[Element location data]
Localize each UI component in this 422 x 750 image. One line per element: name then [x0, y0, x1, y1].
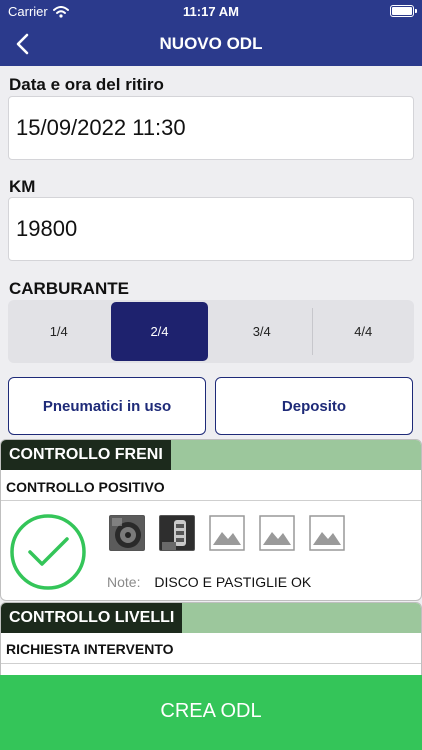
card-title: CONTROLLO LIVELLI	[1, 603, 183, 633]
brake-photo-2[interactable]	[159, 515, 195, 551]
pickup-datetime-field[interactable]: 15/09/2022 11:30	[8, 96, 414, 160]
pickup-label: Data e ora del ritiro	[9, 75, 164, 94]
page-title: NUOVO ODL	[159, 34, 263, 53]
image-placeholder-icon[interactable]	[309, 515, 345, 551]
fuel-option-3-4[interactable]: 3/4	[211, 300, 313, 363]
card-title: CONTROLLO FRENI	[1, 440, 171, 470]
brake-note: Note: DISCO E PASTIGLIE OK	[107, 574, 311, 590]
status-bar: Carrier 11:17 AM	[0, 0, 422, 22]
tyres-in-use-button[interactable]: Pneumatici in uso	[8, 377, 206, 435]
app-header: Carrier 11:17 AM NUOVO ODL	[0, 0, 422, 66]
image-placeholder-icon[interactable]	[209, 515, 245, 551]
check-result: RICHIESTA INTERVENTO	[6, 641, 174, 657]
check-result: CONTROLLO POSITIVO	[6, 479, 165, 495]
brake-photo-1[interactable]	[109, 515, 145, 551]
note-value: DISCO E PASTIGLIE OK	[154, 574, 312, 590]
fuel-label: CARBURANTE	[9, 279, 129, 298]
nav-bar: NUOVO ODL	[0, 22, 422, 66]
note-label: Note:	[107, 574, 141, 590]
km-label: KM	[9, 177, 36, 196]
card-divider	[1, 663, 421, 664]
deposit-button[interactable]: Deposito	[215, 377, 413, 435]
card-header: CONTROLLO LIVELLI	[1, 603, 421, 633]
brake-check-card: CONTROLLO FRENI CONTROLLO POSITIVO Note:…	[0, 439, 422, 601]
fuel-option-4-4[interactable]: 4/4	[313, 300, 415, 363]
km-field[interactable]: 19800	[8, 197, 414, 261]
status-clock: 11:17 AM	[183, 4, 239, 19]
create-odl-button[interactable]: CREA ODL	[0, 675, 422, 750]
card-divider	[1, 500, 421, 501]
battery-icon	[390, 5, 417, 17]
card-header: CONTROLLO FRENI	[1, 440, 421, 470]
fuel-level-selector: 1/4 2/4 3/4 4/4	[8, 300, 414, 363]
fuel-option-2-4[interactable]: 2/4	[111, 302, 208, 361]
image-placeholder-icon[interactable]	[259, 515, 295, 551]
check-circle-icon	[10, 514, 86, 590]
fuel-option-1-4[interactable]: 1/4	[8, 300, 110, 363]
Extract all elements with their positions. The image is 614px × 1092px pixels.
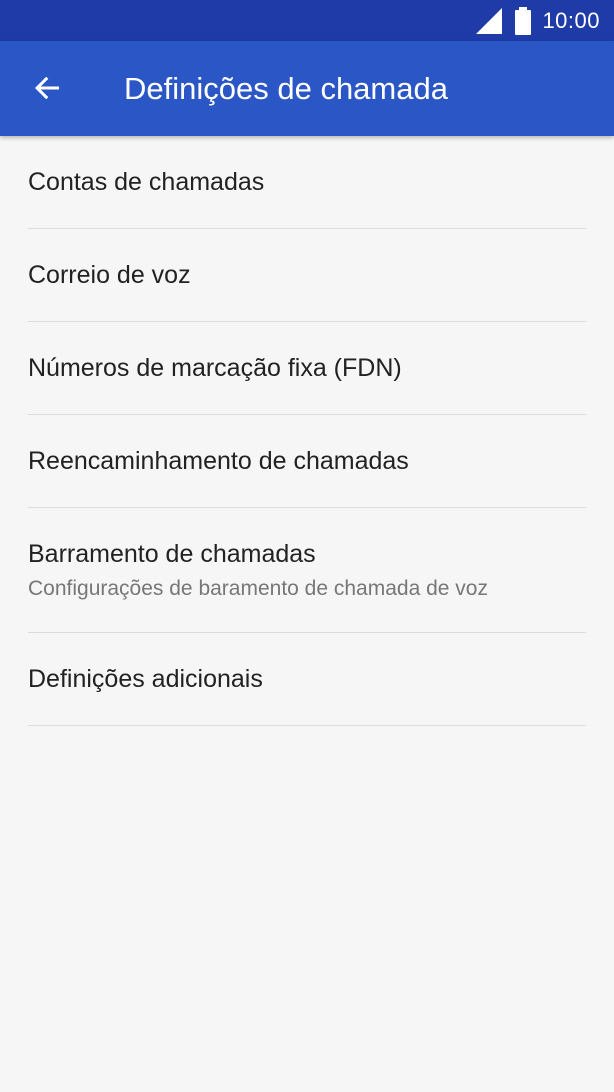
settings-item-call-forwarding[interactable]: Reencaminhamento de chamadas [28,415,586,508]
settings-item-call-accounts[interactable]: Contas de chamadas [28,136,586,229]
settings-item-call-barring[interactable]: Barramento de chamadas Configurações de … [28,508,586,633]
status-bar: 10:00 [0,0,614,41]
clock: 10:00 [542,7,600,33]
arrow-back-icon [32,73,62,108]
list-item-title: Contas de chamadas [28,167,265,196]
list-item-subtitle: Configurações de baramento de chamada de… [28,576,488,600]
settings-list: Contas de chamadas Correio de voz Número… [0,136,614,726]
list-item-title: Barramento de chamadas [28,539,316,568]
app-bar: Definições de chamada [0,41,614,136]
list-item-title: Definições adicionais [28,664,263,693]
list-item-title: Números de marcação fixa (FDN) [28,353,402,382]
settings-item-additional-settings[interactable]: Definições adicionais [28,633,586,726]
list-item-title: Reencaminhamento de chamadas [28,446,409,475]
settings-item-fixed-dialing-numbers[interactable]: Números de marcação fixa (FDN) [28,322,586,415]
signal-icon [474,6,504,36]
list-item-title: Correio de voz [28,260,191,289]
page-title: Definições de chamada [124,70,448,106]
status-icons: 10:00 [474,0,600,41]
back-button[interactable] [22,65,72,115]
settings-item-voicemail[interactable]: Correio de voz [28,229,586,322]
battery-icon [514,6,532,35]
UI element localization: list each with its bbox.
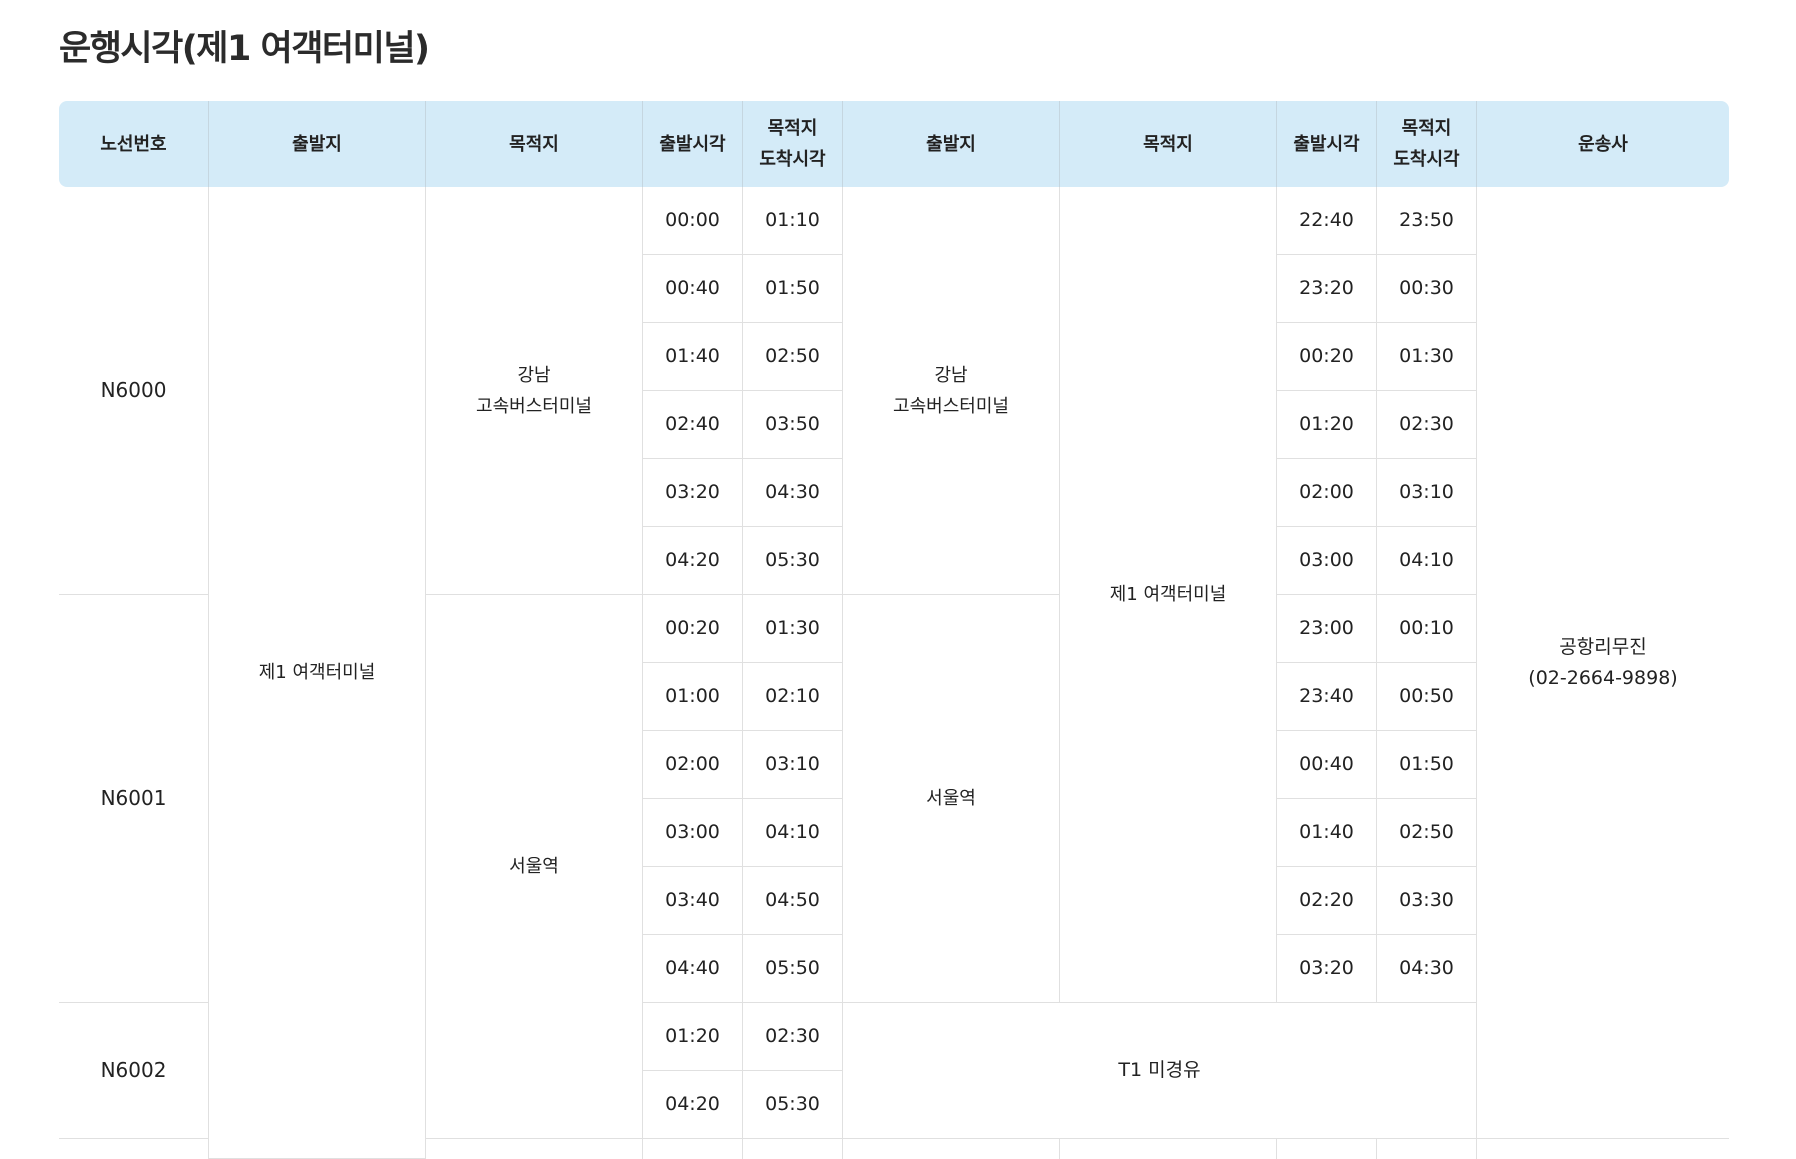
empty-cell [1476, 1139, 1729, 1159]
return-departure-time: 00:20 [1276, 323, 1376, 391]
gangnam-label-line2: 고속버스터미널 [476, 395, 592, 417]
arrival-time: 02:50 [742, 323, 842, 391]
return-arrival-time: 00:10 [1376, 595, 1476, 663]
header-departure-2: 출발지 [842, 101, 1059, 187]
return-arrival-time: 00:30 [1376, 255, 1476, 323]
header-route-number: 노선번호 [59, 101, 208, 187]
empty-cell [1376, 1139, 1476, 1159]
header-operator: 운송사 [1476, 101, 1729, 187]
page-title: 운행시각(제1 여객터미널) [59, 29, 430, 69]
departure-time: 01:20 [642, 1003, 742, 1071]
operator-phone: (02-2664-9898) [1528, 666, 1678, 689]
return-arrival-time: 03:10 [1376, 459, 1476, 527]
return-arrival-time: 02:50 [1376, 799, 1476, 867]
arrival-time: 02:10 [742, 663, 842, 731]
table-row: N6000 제1 여객터미널 강남고속버스터미널 00:00 01:10 강남고… [59, 187, 1729, 1159]
gangnam-label-line2: 고속버스터미널 [893, 395, 1009, 417]
empty-cell [59, 1139, 208, 1159]
header-departure-time-2: 출발시각 [1276, 101, 1376, 187]
header-destination-2: 목적지 [1059, 101, 1276, 187]
return-departure-time: 03:00 [1276, 527, 1376, 595]
arrival-time: 01:10 [742, 187, 842, 255]
return-departure-time: 02:20 [1276, 867, 1376, 935]
return-departure-time: 03:20 [1276, 935, 1376, 1003]
return-arrival-time: 00:50 [1376, 663, 1476, 731]
departure-time: 00:40 [642, 255, 742, 323]
return-departure-gangnam: 강남고속버스터미널 [842, 187, 1059, 595]
header-arrival-time-1-line1: 목적지 [767, 118, 818, 139]
empty-cell [1276, 1139, 1376, 1159]
empty-cell [1059, 1139, 1276, 1159]
departure-time: 04:40 [642, 935, 742, 1003]
arrival-time: 04:50 [742, 867, 842, 935]
header-row: 노선번호 출발지 목적지 출발시각 목적지도착시각 출발지 목적지 출발시각 목… [59, 101, 1729, 187]
departure-time: 03:40 [642, 867, 742, 935]
return-arrival-time: 01:50 [1376, 731, 1476, 799]
arrival-time: 05:50 [742, 935, 842, 1003]
header-arrival-time-2: 목적지도착시각 [1376, 101, 1476, 187]
arrival-time: 04:10 [742, 799, 842, 867]
return-departure-time: 01:40 [1276, 799, 1376, 867]
arrival-time: 05:30 [742, 527, 842, 595]
empty-cell [642, 1139, 742, 1159]
arrival-time: 03:50 [742, 391, 842, 459]
destination-seoul-station: 서울역 [425, 595, 642, 1139]
return-arrival-time: 04:30 [1376, 935, 1476, 1003]
destination-gangnam: 강남고속버스터미널 [425, 187, 642, 595]
departure-time: 00:20 [642, 595, 742, 663]
header-departure-1: 출발지 [208, 101, 425, 187]
timetable: 노선번호 출발지 목적지 출발시각 목적지도착시각 출발지 목적지 출발시각 목… [59, 101, 1729, 1159]
return-departure-time: 22:40 [1276, 187, 1376, 255]
return-destination-t1: 제1 여객터미널 [1059, 187, 1276, 1003]
return-note-no-t1: T1 미경유 [842, 1003, 1476, 1139]
operator-name: 공항리무진 [1559, 635, 1647, 658]
departure-time: 02:00 [642, 731, 742, 799]
departure-time: 00:00 [642, 187, 742, 255]
departure-place-t1: 제1 여객터미널 [208, 187, 425, 1159]
return-departure-time: 23:40 [1276, 663, 1376, 731]
departure-time: 03:00 [642, 799, 742, 867]
return-arrival-time: 01:30 [1376, 323, 1476, 391]
header-arrival-time-2-line2: 도착시각 [1393, 149, 1460, 170]
arrival-time: 02:30 [742, 1003, 842, 1071]
return-departure-time: 01:20 [1276, 391, 1376, 459]
empty-cell [425, 1139, 642, 1159]
return-arrival-time: 23:50 [1376, 187, 1476, 255]
arrival-time: 04:30 [742, 459, 842, 527]
gangnam-label-line1: 강남 [934, 364, 968, 386]
route-number-n6001: N6001 [59, 595, 208, 1003]
departure-time: 01:00 [642, 663, 742, 731]
header-arrival-time-1-line2: 도착시각 [759, 149, 826, 170]
header-arrival-time-1: 목적지도착시각 [742, 101, 842, 187]
arrival-time: 01:50 [742, 255, 842, 323]
return-departure-time: 23:20 [1276, 255, 1376, 323]
header-arrival-time-2-line1: 목적지 [1401, 118, 1452, 139]
return-arrival-time: 03:30 [1376, 867, 1476, 935]
arrival-time: 03:10 [742, 731, 842, 799]
departure-time: 03:20 [642, 459, 742, 527]
return-departure-seoul-station: 서울역 [842, 595, 1059, 1003]
header-destination-1: 목적지 [425, 101, 642, 187]
departure-time: 01:40 [642, 323, 742, 391]
operator-info: 공항리무진 (02-2664-9898) [1476, 187, 1729, 1139]
route-number-n6000: N6000 [59, 187, 208, 595]
return-departure-time: 00:40 [1276, 731, 1376, 799]
return-arrival-time: 04:10 [1376, 527, 1476, 595]
arrival-time: 05:30 [742, 1071, 842, 1139]
departure-time: 02:40 [642, 391, 742, 459]
header-departure-time-1: 출발시각 [642, 101, 742, 187]
return-arrival-time: 02:30 [1376, 391, 1476, 459]
return-departure-time: 02:00 [1276, 459, 1376, 527]
return-departure-time: 23:00 [1276, 595, 1376, 663]
empty-cell [842, 1139, 1059, 1159]
route-number-n6002: N6002 [59, 1003, 208, 1139]
departure-time: 04:20 [642, 527, 742, 595]
empty-cell [742, 1139, 842, 1159]
gangnam-label-line1: 강남 [517, 364, 551, 386]
departure-time: 04:20 [642, 1071, 742, 1139]
arrival-time: 01:30 [742, 595, 842, 663]
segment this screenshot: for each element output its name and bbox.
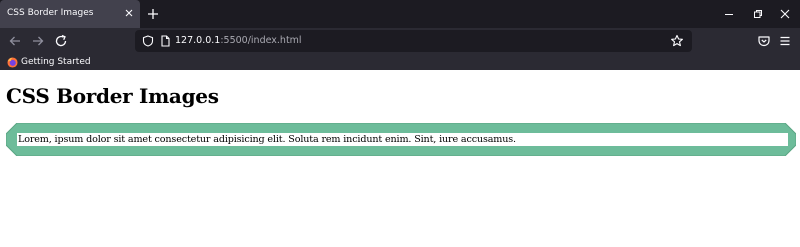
bookmark-label: Getting Started xyxy=(21,57,91,67)
reload-icon[interactable] xyxy=(54,34,68,48)
bookmark-getting-started[interactable]: Getting Started xyxy=(7,55,91,69)
minimize-icon[interactable] xyxy=(723,8,735,20)
address-bar[interactable]: 127.0.0.1:5500/index.html xyxy=(135,30,692,52)
tab-css-border-images[interactable]: CSS Border Images xyxy=(0,0,140,28)
bookmarks-toolbar: Getting Started xyxy=(0,54,800,70)
hamburger-menu-icon[interactable] xyxy=(778,34,792,48)
tab-strip: CSS Border Images xyxy=(0,0,800,28)
page-content: CSS Border Images Lorem, ipsum dolor sit… xyxy=(0,70,800,247)
tracking-protection-shield-icon[interactable] xyxy=(142,35,154,47)
border-image-box: Lorem, ipsum dolor sit amet consectetur … xyxy=(6,123,796,156)
page-heading: CSS Border Images xyxy=(6,84,219,108)
box-paragraph: Lorem, ipsum dolor sit amet consectetur … xyxy=(18,134,516,145)
url-host: 127.0.0.1 xyxy=(175,35,221,46)
pocket-icon[interactable] xyxy=(757,34,771,48)
tab-title: CSS Border Images xyxy=(7,8,94,18)
close-window-icon[interactable] xyxy=(779,8,791,20)
bookmark-star-icon[interactable] xyxy=(670,34,684,48)
url-path: :5500/index.html xyxy=(220,35,302,46)
url-text[interactable]: 127.0.0.1:5500/index.html xyxy=(175,35,302,46)
forward-arrow-icon[interactable] xyxy=(31,34,45,48)
restore-icon[interactable] xyxy=(752,8,764,20)
back-arrow-icon[interactable] xyxy=(8,34,22,48)
navigation-toolbar: 127.0.0.1:5500/index.html xyxy=(0,28,800,54)
box-content-area: Lorem, ipsum dolor sit amet consectetur … xyxy=(17,133,788,146)
new-tab-icon[interactable] xyxy=(146,7,160,21)
close-tab-icon[interactable] xyxy=(123,7,135,19)
browser-window: CSS Border Images 127.0.0.1:5500/index.h… xyxy=(0,0,800,247)
firefox-logo-icon xyxy=(7,56,18,68)
page-info-icon[interactable] xyxy=(160,35,171,47)
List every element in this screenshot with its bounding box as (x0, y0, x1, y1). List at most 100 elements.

▸ Task details
From the row with "settings-item-call-forwarding[interactable]: Reencaminhamento de" up to and including the row with "list-item-title: Contas de", write those rows out again, switching "10:00" to "11:00" and leaving everything else as it is.

▸ Exercise result
settings-item-call-forwarding[interactable]: Reencaminhamento de chamadas [28,415,586,508]
settings-item-call-accounts[interactable]: Contas de chamadas [28,136,586,229]
settings-item-call-barring[interactable]: Barramento de chamadas Configurações de … [28,508,586,633]
status-bar: 11:00 [0,0,614,41]
clock: 11:00 [542,7,600,33]
arrow-back-icon [32,73,62,108]
list-item-title: Contas de chamadas [28,167,265,196]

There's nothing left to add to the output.